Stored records
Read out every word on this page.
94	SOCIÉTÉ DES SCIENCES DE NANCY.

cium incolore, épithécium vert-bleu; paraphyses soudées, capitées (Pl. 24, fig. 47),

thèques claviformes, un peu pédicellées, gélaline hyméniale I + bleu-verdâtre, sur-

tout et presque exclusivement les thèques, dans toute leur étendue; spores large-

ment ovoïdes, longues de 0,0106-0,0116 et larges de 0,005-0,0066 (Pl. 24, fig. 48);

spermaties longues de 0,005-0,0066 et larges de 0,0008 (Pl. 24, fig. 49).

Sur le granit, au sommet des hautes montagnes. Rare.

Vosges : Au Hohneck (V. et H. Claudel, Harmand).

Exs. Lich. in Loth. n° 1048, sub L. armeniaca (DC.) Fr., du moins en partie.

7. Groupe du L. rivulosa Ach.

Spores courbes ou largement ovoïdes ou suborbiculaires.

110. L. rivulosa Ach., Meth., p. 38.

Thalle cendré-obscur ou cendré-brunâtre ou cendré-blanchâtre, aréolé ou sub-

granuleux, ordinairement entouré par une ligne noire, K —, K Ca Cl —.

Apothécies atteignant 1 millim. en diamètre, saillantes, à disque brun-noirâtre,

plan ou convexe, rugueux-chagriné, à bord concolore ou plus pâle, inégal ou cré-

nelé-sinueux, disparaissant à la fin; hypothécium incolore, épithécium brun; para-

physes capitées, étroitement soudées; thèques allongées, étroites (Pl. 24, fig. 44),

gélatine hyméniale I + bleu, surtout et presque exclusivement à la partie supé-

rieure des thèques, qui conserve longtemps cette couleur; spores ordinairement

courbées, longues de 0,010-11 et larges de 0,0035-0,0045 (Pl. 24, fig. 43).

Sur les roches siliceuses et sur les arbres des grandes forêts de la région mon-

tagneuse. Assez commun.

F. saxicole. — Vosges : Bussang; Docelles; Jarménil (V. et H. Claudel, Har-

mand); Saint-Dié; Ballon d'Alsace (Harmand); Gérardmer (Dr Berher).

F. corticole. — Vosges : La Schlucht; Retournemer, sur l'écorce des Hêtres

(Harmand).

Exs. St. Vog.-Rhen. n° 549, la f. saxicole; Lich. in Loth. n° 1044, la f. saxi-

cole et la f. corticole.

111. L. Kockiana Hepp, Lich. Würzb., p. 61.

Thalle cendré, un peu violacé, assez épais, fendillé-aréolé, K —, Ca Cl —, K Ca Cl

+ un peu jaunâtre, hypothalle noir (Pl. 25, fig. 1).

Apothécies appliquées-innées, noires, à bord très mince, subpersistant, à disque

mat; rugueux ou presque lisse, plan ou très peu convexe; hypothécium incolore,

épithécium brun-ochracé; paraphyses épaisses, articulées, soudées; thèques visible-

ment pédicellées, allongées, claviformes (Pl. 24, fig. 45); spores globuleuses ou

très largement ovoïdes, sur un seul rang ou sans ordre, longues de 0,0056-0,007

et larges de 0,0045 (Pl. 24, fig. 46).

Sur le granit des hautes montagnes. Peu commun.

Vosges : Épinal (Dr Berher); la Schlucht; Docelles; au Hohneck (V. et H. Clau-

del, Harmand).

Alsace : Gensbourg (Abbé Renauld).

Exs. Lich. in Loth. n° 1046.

- **Your objective**:
Please reproduce each line exactly as written.

- **Solution to this problem**:
Read out every word on this page.
94	SOCIÉTÉ DES SCIENCES DE NANCY.

cium incolore, épithécium vert-bleu; paraphyses soudées, capitées (Pl. 24, fig. 47),

thèques claviformes, un peu pédicellées, gélaline hyméniale I + bleu-verdâtre, sur-

tout et presque exclusivement les thèques, dans toute leur étendue; spores large-

ment ovoïdes, longues de 0,0106-0,0116 et larges de 0,005-0,0066 (Pl. 24, fig. 48);

spermaties longues de 0,005-0,0066 et larges de 0,0008 (Pl. 24, fig. 49).

Sur le granit, au sommet des hautes montagnes. Rare.

Vosges : Au Hohneck (V. et H. Claudel, Harmand).

Exs. Lich. in Loth. n° 1048, sub L. armeniaca (DC.) Fr., du moins en partie.

7. Groupe du L. rivulosa Ach.

Spores courbes ou largement ovoïdes ou suborbiculaires.

110. L. rivulosa Ach., Meth., p. 38.

Thalle cendré-obscur ou cendré-brunâtre ou cendré-blanchâtre, aréolé ou sub-

granuleux, ordinairement entouré par une ligne noire, K —, K Ca Cl —.

Apothécies atteignant 1 millim. en diamètre, saillantes, à disque brun-noirâtre,

plan ou convexe, rugueux-chagriné, à bord concolore ou plus pâle, inégal ou cré-

nelé-sinueux, disparaissant à la fin; hypothécium incolore, épithécium brun; para-

physes capitées, étroitement soudées; thèques allongées, étroites (Pl. 24, fig. 44),

gélatine hyméniale I + bleu, surtout et presque exclusivement à la partie supé-

rieure des thèques, qui conserve longtemps cette couleur; spores ordinairement

courbées, longues de 0,010-11 et larges de 0,0035-0,0045 (Pl. 24, fig. 43).

Sur les roches siliceuses et sur les arbres des grandes forêts de la région mon-

tagneuse. Assez commun.

F. saxicole. — Vosges : Bussang; Docelles; Jarménil (V. et H. Claudel, Har-

mand); Saint-Dié; Ballon d'Alsace (Harmand); Gérardmer (Dr Berher).

F. corticole. — Vosges : La Schlucht; Retournemer, sur l'écorce des Hêtres

(Harmand).

Exs. St. Vog.-Rhen. n° 549, la f. saxicole; Lich. in Loth. n° 1044, la f. saxi-

cole et la f. corticole.

111. L. Kockiana Hepp, Lich. Würzb., p. 61.

Thalle cendré, un peu violacé, assez épais, fendillé-aréolé, K —, Ca Cl —, K Ca Cl

+ un peu jaunâtre, hypothalle noir (Pl. 25, fig. 1).

Apothécies appliquées-innées, noires, à bord très mince, subpersistant, à disque

mat; rugueux ou presque lisse, plan ou très peu convexe; hypothécium incolore,

épithécium brun-ochracé; paraphyses épaisses, articulées, soudées; thèques visible-

ment pédicellées, allongées, claviformes (Pl. 24, fig. 45); spores globuleuses ou

très largement ovoïdes, sur un seul rang ou sans ordre, longues de 0,0056-0,007

et larges de 0,0045 (Pl. 24, fig. 46).

Sur le granit des hautes montagnes. Peu commun.

Vosges : Épinal (Dr Berher); la Schlucht; Docelles; au Hohneck (V. et H. Clau-

del, Harmand).

Alsace : Gensbourg (Abbé Renauld).

Exs. Lich. in Loth. n° 1046.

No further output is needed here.